Set task ->
Find the lines that contain the word "title" and copy each one.

....

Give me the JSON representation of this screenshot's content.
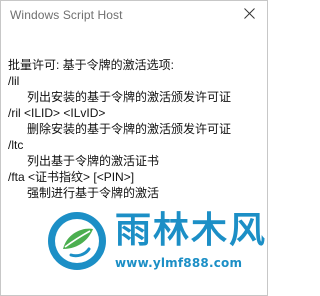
{
  "window": {
    "title": "Windows Script Host",
    "close_icon": "close-icon"
  },
  "message": {
    "lines": [
      "批量许可: 基于令牌的激活选项:",
      "/lil",
      "列出安装的基于令牌的激活颁发许可证",
      "/ril <ILID> <ILvID>",
      "删除安装的基于令牌的激活颁发许可证",
      "/ltc",
      "列出基于令牌的激活证书",
      "/fta <证书指纹> [<PIN>]",
      "强制进行基于令牌的激活"
    ]
  },
  "watermark": {
    "title": "雨林木风",
    "url": "www.ylmf888.com",
    "colors": {
      "primary": "#1c8fc6",
      "leaf": "#4caf50"
    }
  }
}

....

Result of this task ->
    "title": "Windows Script Host",
    "title": "雨林木风",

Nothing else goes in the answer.